Available records:
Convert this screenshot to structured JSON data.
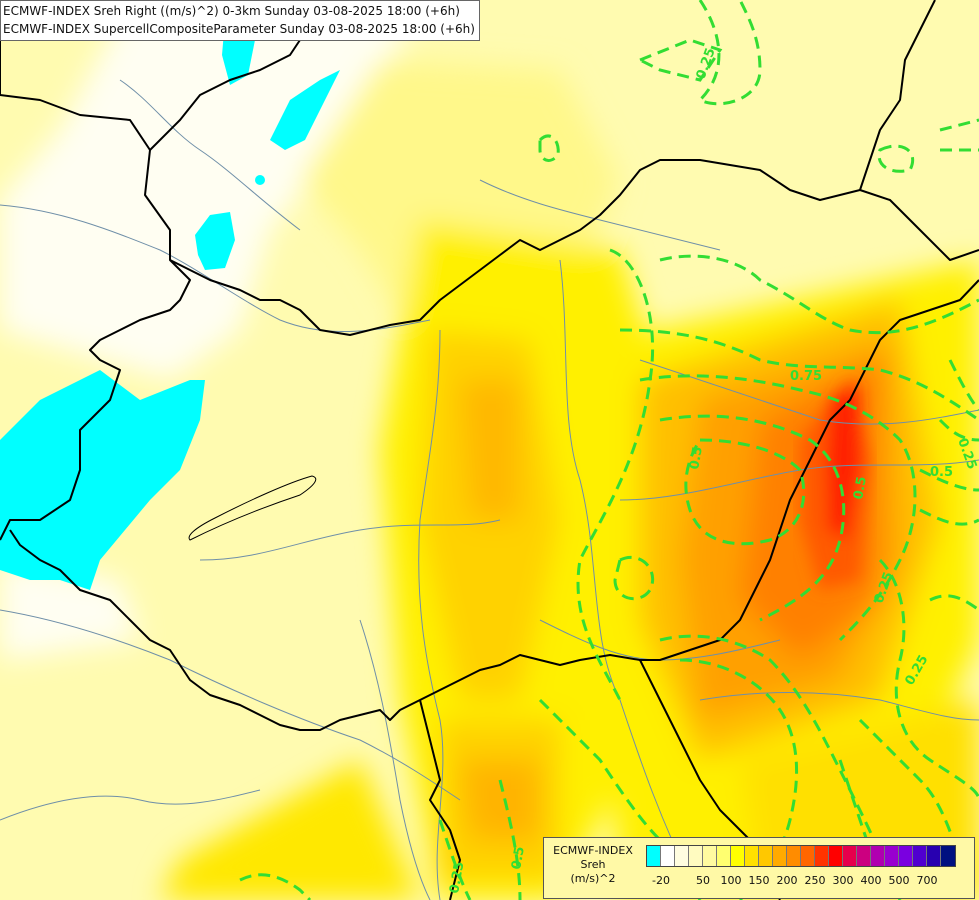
{
  "title": {
    "line1": "ECMWF-INDEX Sreh Right ((m/s)^2) 0-3km Sunday 03-08-2025 18:00 (+6h)",
    "line2": "ECMWF-INDEX SupercellCompositeParameter Sunday 03-08-2025 18:00 (+6h)"
  },
  "contour_labels": [
    "0.25",
    "0.25",
    "0.75",
    "0.5",
    "0.5",
    "0.5",
    "0.25",
    "0.25",
    "0.5",
    "0.25"
  ],
  "legend": {
    "title": "ECMWF-INDEX",
    "name": "Sreh",
    "unit": "(m/s)^2",
    "colors": [
      "#00ffff",
      "#ffffff",
      "#fffde0",
      "#fffbc0",
      "#fffba0",
      "#ffff70",
      "#ffff00",
      "#ffe000",
      "#ffc800",
      "#ffaa00",
      "#ff8c00",
      "#ff6600",
      "#ff3300",
      "#ff0000",
      "#e6004c",
      "#cc0080",
      "#b000b0",
      "#9900d0",
      "#7a00e0",
      "#5000d0",
      "#2800b0",
      "#001080"
    ],
    "ticks": [
      "-20",
      "50",
      "100",
      "150",
      "200",
      "250",
      "300",
      "400",
      "500",
      "700"
    ]
  },
  "colors": {
    "sea_cyan": "#00ffff",
    "contour_green": "#33dd33",
    "border": "#000000",
    "river": "#6f8fa8"
  }
}
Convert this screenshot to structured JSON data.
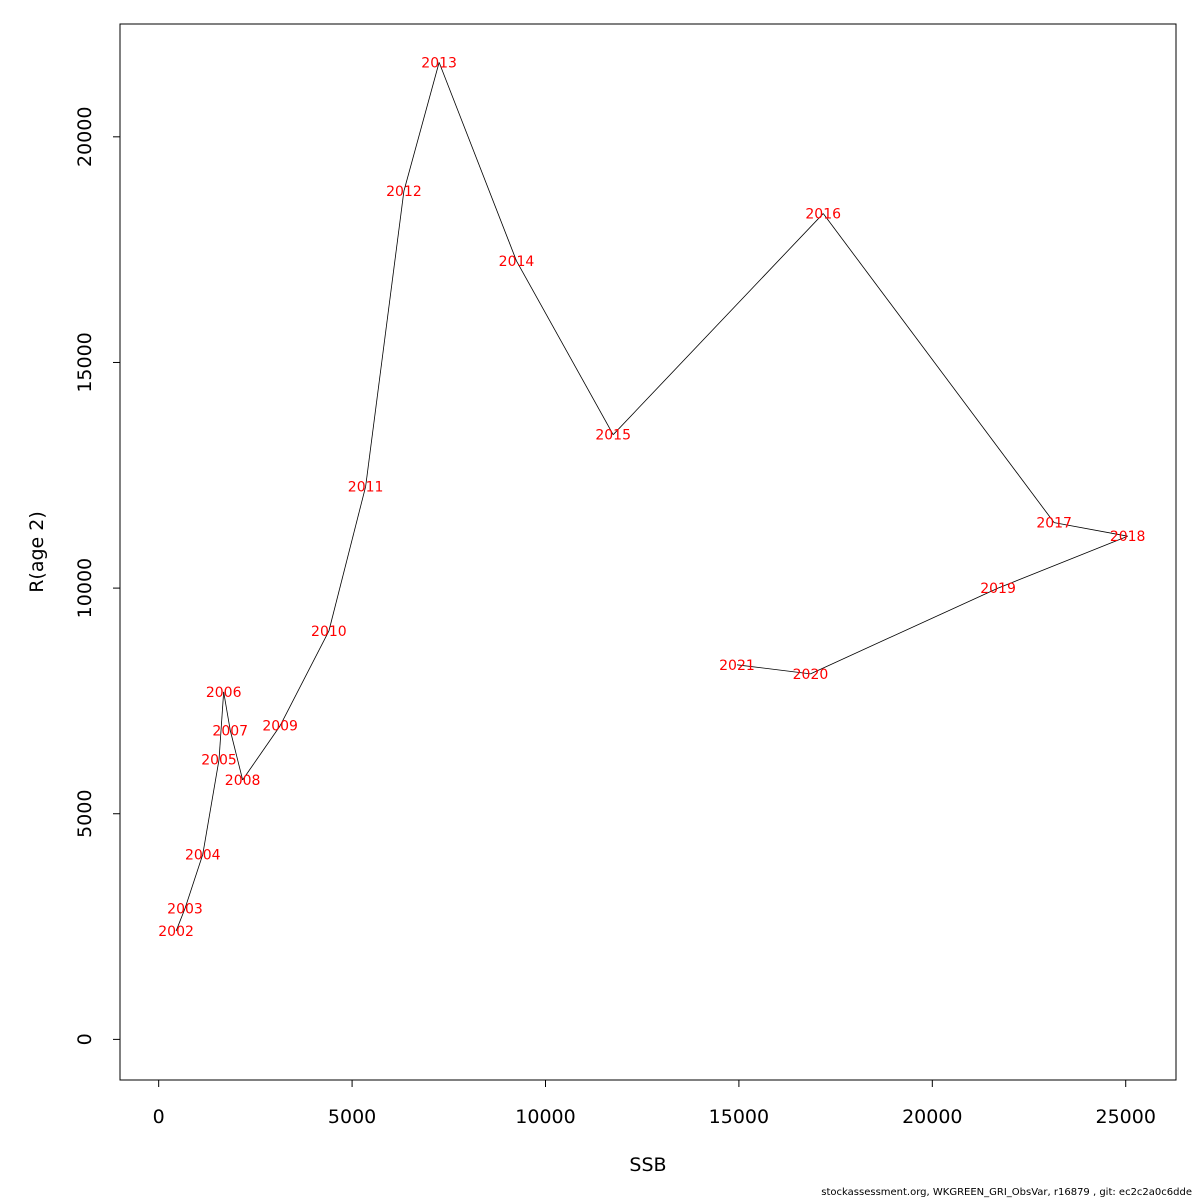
{
  "chart_data": {
    "type": "line",
    "xlabel": "SSB",
    "ylabel": "R(age 2)",
    "xlim": [
      -1000,
      26300
    ],
    "ylim": [
      -900,
      22500
    ],
    "x_ticks": [
      0,
      5000,
      10000,
      15000,
      20000,
      25000
    ],
    "y_ticks": [
      0,
      5000,
      10000,
      15000,
      20000
    ],
    "grid": false,
    "line_color": "#000000",
    "label_color": "#ff0000",
    "points": [
      {
        "label": "2002",
        "x": 450,
        "y": 2400
      },
      {
        "label": "2003",
        "x": 680,
        "y": 2900
      },
      {
        "label": "2004",
        "x": 1140,
        "y": 4100
      },
      {
        "label": "2005",
        "x": 1560,
        "y": 6200
      },
      {
        "label": "2006",
        "x": 1680,
        "y": 7700
      },
      {
        "label": "2007",
        "x": 1850,
        "y": 6850
      },
      {
        "label": "2008",
        "x": 2170,
        "y": 5750
      },
      {
        "label": "2009",
        "x": 3140,
        "y": 6950
      },
      {
        "label": "2010",
        "x": 4400,
        "y": 9050
      },
      {
        "label": "2011",
        "x": 5350,
        "y": 12250
      },
      {
        "label": "2012",
        "x": 6340,
        "y": 18800
      },
      {
        "label": "2013",
        "x": 7250,
        "y": 21650
      },
      {
        "label": "2014",
        "x": 9250,
        "y": 17250
      },
      {
        "label": "2015",
        "x": 11750,
        "y": 13400
      },
      {
        "label": "2016",
        "x": 17180,
        "y": 18300
      },
      {
        "label": "2017",
        "x": 23150,
        "y": 11450
      },
      {
        "label": "2018",
        "x": 25050,
        "y": 11150
      },
      {
        "label": "2019",
        "x": 21700,
        "y": 10000
      },
      {
        "label": "2020",
        "x": 16850,
        "y": 8100
      },
      {
        "label": "2021",
        "x": 14950,
        "y": 8300
      }
    ]
  },
  "footer": {
    "text": "stockassessment.org, WKGREEN_GRI_ObsVar, r16879 , git: ec2c2a0c6dde"
  }
}
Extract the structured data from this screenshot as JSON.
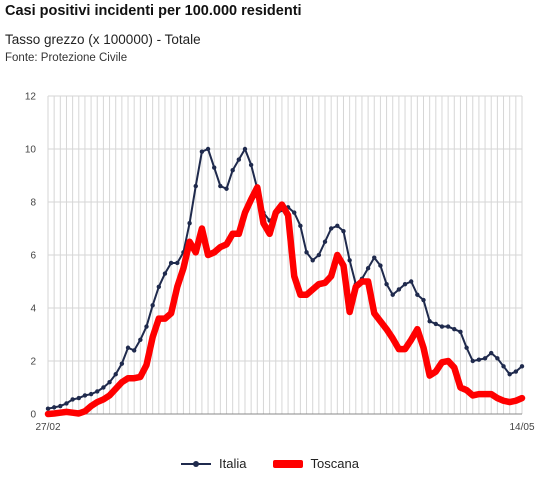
{
  "header": {
    "title": "Casi positivi incidenti per 100.000 residenti",
    "subtitle": "Tasso grezzo (x 100000) - Totale",
    "source": "Fonte: Protezione Civile"
  },
  "colors": {
    "italia": "#1f2a4d",
    "toscana": "#ff0000",
    "grid": "#d6d6d6"
  },
  "chart_data": {
    "type": "line",
    "title": "Casi positivi incidenti per 100.000 residenti",
    "subtitle": "Tasso grezzo (x 100000) - Totale",
    "xlabel": "",
    "ylabel": "",
    "ylim": [
      0,
      12
    ],
    "yticks": [
      "0",
      "2",
      "4",
      "6",
      "8",
      "10",
      "12"
    ],
    "xtick_labels": {
      "0": "27/02",
      "77": "14/05"
    },
    "legend_position": "bottom",
    "grid": true,
    "series": [
      {
        "name": "Italia",
        "values": [
          0.2,
          0.25,
          0.3,
          0.4,
          0.55,
          0.6,
          0.7,
          0.75,
          0.85,
          1.0,
          1.2,
          1.5,
          1.9,
          2.5,
          2.4,
          2.8,
          3.3,
          4.1,
          4.8,
          5.3,
          5.7,
          5.7,
          6.1,
          7.2,
          8.6,
          9.9,
          10.0,
          9.3,
          8.6,
          8.5,
          9.2,
          9.6,
          10.0,
          9.4,
          8.5,
          7.6,
          7.3,
          7.5,
          7.7,
          7.8,
          7.6,
          7.1,
          6.1,
          5.8,
          6.0,
          6.5,
          7.0,
          7.1,
          6.9,
          5.8,
          4.9,
          5.1,
          5.5,
          5.9,
          5.6,
          4.9,
          4.5,
          4.7,
          4.9,
          5.0,
          4.5,
          4.3,
          3.5,
          3.4,
          3.3,
          3.3,
          3.2,
          3.1,
          2.5,
          2.0,
          2.05,
          2.1,
          2.3,
          2.1,
          1.8,
          1.5,
          1.6,
          1.8
        ]
      },
      {
        "name": "Toscana",
        "values": [
          0.0,
          0.02,
          0.05,
          0.08,
          0.05,
          0.02,
          0.1,
          0.3,
          0.45,
          0.55,
          0.7,
          0.95,
          1.2,
          1.35,
          1.35,
          1.4,
          1.85,
          2.9,
          3.6,
          3.6,
          3.8,
          4.8,
          5.5,
          6.5,
          6.1,
          7.0,
          6.0,
          6.1,
          6.3,
          6.4,
          6.8,
          6.8,
          7.6,
          8.1,
          8.55,
          7.2,
          6.8,
          7.6,
          7.9,
          7.5,
          5.2,
          4.5,
          4.5,
          4.7,
          4.9,
          4.95,
          5.2,
          6.0,
          5.6,
          3.85,
          4.8,
          5.0,
          5.0,
          3.8,
          3.5,
          3.2,
          2.85,
          2.45,
          2.45,
          2.8,
          3.2,
          2.5,
          1.45,
          1.6,
          1.95,
          2.0,
          1.75,
          1.0,
          0.9,
          0.7,
          0.75,
          0.75,
          0.75,
          0.6,
          0.5,
          0.45,
          0.5,
          0.6
        ]
      }
    ]
  }
}
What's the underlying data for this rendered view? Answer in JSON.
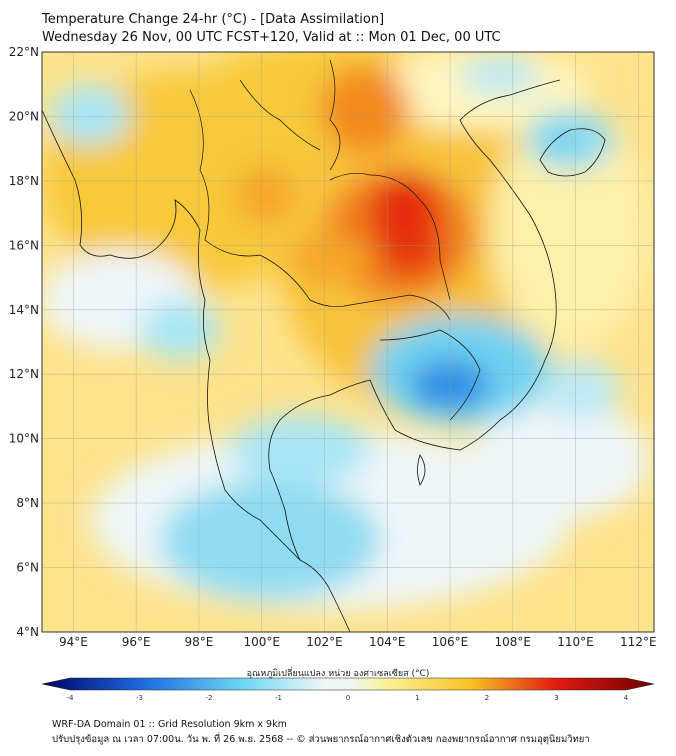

Task details: Set every line down exactly as written, leaving each picture out.

Complete answer:
Convert this screenshot to structured JSON data.
{
  "title": {
    "line1": "ECMWF-INDEX Sreh Right ((m/s)^2) 0-3km Sunday 03-08-2025 18:00 (+6h)",
    "line2": "ECMWF-INDEX SupercellCompositeParameter Sunday 03-08-2025 18:00 (+6h)"
  },
  "contour_labels": [
    "0.25",
    "0.25",
    "0.75",
    "0.5",
    "0.5",
    "0.5",
    "0.25",
    "0.25",
    "0.5",
    "0.25"
  ],
  "legend": {
    "title": "ECMWF-INDEX",
    "name": "Sreh",
    "unit": "(m/s)^2",
    "colors": [
      "#00ffff",
      "#ffffff",
      "#fffde0",
      "#fffbc0",
      "#fffba0",
      "#ffff70",
      "#ffff00",
      "#ffe000",
      "#ffc800",
      "#ffaa00",
      "#ff8c00",
      "#ff6600",
      "#ff3300",
      "#ff0000",
      "#e6004c",
      "#cc0080",
      "#b000b0",
      "#9900d0",
      "#7a00e0",
      "#5000d0",
      "#2800b0",
      "#001080"
    ],
    "ticks": [
      "-20",
      "50",
      "100",
      "150",
      "200",
      "250",
      "300",
      "400",
      "500",
      "700"
    ]
  },
  "colors": {
    "sea_cyan": "#00ffff",
    "contour_green": "#33dd33",
    "border": "#000000",
    "river": "#6f8fa8"
  }
}
Convert this screenshot to structured JSON data.
{
  "chart_data": {
    "type": "line",
    "xlabel": "SSB",
    "ylabel": "R(age 2)",
    "xlim": [
      -1000,
      26300
    ],
    "ylim": [
      -900,
      22500
    ],
    "x_ticks": [
      0,
      5000,
      10000,
      15000,
      20000,
      25000
    ],
    "y_ticks": [
      0,
      5000,
      10000,
      15000,
      20000
    ],
    "grid": false,
    "line_color": "#000000",
    "label_color": "#ff0000",
    "points": [
      {
        "label": "2002",
        "x": 450,
        "y": 2400
      },
      {
        "label": "2003",
        "x": 680,
        "y": 2900
      },
      {
        "label": "2004",
        "x": 1140,
        "y": 4100
      },
      {
        "label": "2005",
        "x": 1560,
        "y": 6200
      },
      {
        "label": "2006",
        "x": 1680,
        "y": 7700
      },
      {
        "label": "2007",
        "x": 1850,
        "y": 6850
      },
      {
        "label": "2008",
        "x": 2170,
        "y": 5750
      },
      {
        "label": "2009",
        "x": 3140,
        "y": 6950
      },
      {
        "label": "2010",
        "x": 4400,
        "y": 9050
      },
      {
        "label": "2011",
        "x": 5350,
        "y": 12250
      },
      {
        "label": "2012",
        "x": 6340,
        "y": 18800
      },
      {
        "label": "2013",
        "x": 7250,
        "y": 21650
      },
      {
        "label": "2014",
        "x": 9250,
        "y": 17250
      },
      {
        "label": "2015",
        "x": 11750,
        "y": 13400
      },
      {
        "label": "2016",
        "x": 17180,
        "y": 18300
      },
      {
        "label": "2017",
        "x": 23150,
        "y": 11450
      },
      {
        "label": "2018",
        "x": 25050,
        "y": 11150
      },
      {
        "label": "2019",
        "x": 21700,
        "y": 10000
      },
      {
        "label": "2020",
        "x": 16850,
        "y": 8100
      },
      {
        "label": "2021",
        "x": 14950,
        "y": 8300
      }
    ]
  },
  "footer": {
    "text": "stockassessment.org, WKGREEN_GRI_ObsVar, r16879 , git: ec2c2a0c6dde"
  }
}
Extract the structured data from this screenshot as JSON.
{
  "header": {
    "title": "Casi positivi incidenti per 100.000 residenti",
    "subtitle": "Tasso grezzo (x 100000) - Totale",
    "source": "Fonte: Protezione Civile"
  },
  "colors": {
    "italia": "#1f2a4d",
    "toscana": "#ff0000",
    "grid": "#d6d6d6"
  },
  "chart_data": {
    "type": "line",
    "title": "Casi positivi incidenti per 100.000 residenti",
    "subtitle": "Tasso grezzo (x 100000) - Totale",
    "xlabel": "",
    "ylabel": "",
    "ylim": [
      0,
      12
    ],
    "yticks": [
      "0",
      "2",
      "4",
      "6",
      "8",
      "10",
      "12"
    ],
    "xtick_labels": {
      "0": "27/02",
      "77": "14/05"
    },
    "legend_position": "bottom",
    "grid": true,
    "series": [
      {
        "name": "Italia",
        "values": [
          0.2,
          0.25,
          0.3,
          0.4,
          0.55,
          0.6,
          0.7,
          0.75,
          0.85,
          1.0,
          1.2,
          1.5,
          1.9,
          2.5,
          2.4,
          2.8,
          3.3,
          4.1,
          4.8,
          5.3,
          5.7,
          5.7,
          6.1,
          7.2,
          8.6,
          9.9,
          10.0,
          9.3,
          8.6,
          8.5,
          9.2,
          9.6,
          10.0,
          9.4,
          8.5,
          7.6,
          7.3,
          7.5,
          7.7,
          7.8,
          7.6,
          7.1,
          6.1,
          5.8,
          6.0,
          6.5,
          7.0,
          7.1,
          6.9,
          5.8,
          4.9,
          5.1,
          5.5,
          5.9,
          5.6,
          4.9,
          4.5,
          4.7,
          4.9,
          5.0,
          4.5,
          4.3,
          3.5,
          3.4,
          3.3,
          3.3,
          3.2,
          3.1,
          2.5,
          2.0,
          2.05,
          2.1,
          2.3,
          2.1,
          1.8,
          1.5,
          1.6,
          1.8
        ]
      },
      {
        "name": "Toscana",
        "values": [
          0.0,
          0.02,
          0.05,
          0.08,
          0.05,
          0.02,
          0.1,
          0.3,
          0.45,
          0.55,
          0.7,
          0.95,
          1.2,
          1.35,
          1.35,
          1.4,
          1.85,
          2.9,
          3.6,
          3.6,
          3.8,
          4.8,
          5.5,
          6.5,
          6.1,
          7.0,
          6.0,
          6.1,
          6.3,
          6.4,
          6.8,
          6.8,
          7.6,
          8.1,
          8.55,
          7.2,
          6.8,
          7.6,
          7.9,
          7.5,
          5.2,
          4.5,
          4.5,
          4.7,
          4.9,
          4.95,
          5.2,
          6.0,
          5.6,
          3.85,
          4.8,
          5.0,
          5.0,
          3.8,
          3.5,
          3.2,
          2.85,
          2.45,
          2.45,
          2.8,
          3.2,
          2.5,
          1.45,
          1.6,
          1.95,
          2.0,
          1.75,
          1.0,
          0.9,
          0.7,
          0.75,
          0.75,
          0.75,
          0.6,
          0.5,
          0.45,
          0.5,
          0.6
        ]
      }
    ]
  }
}
What's the underlying data for this rendered view? Answer in JSON.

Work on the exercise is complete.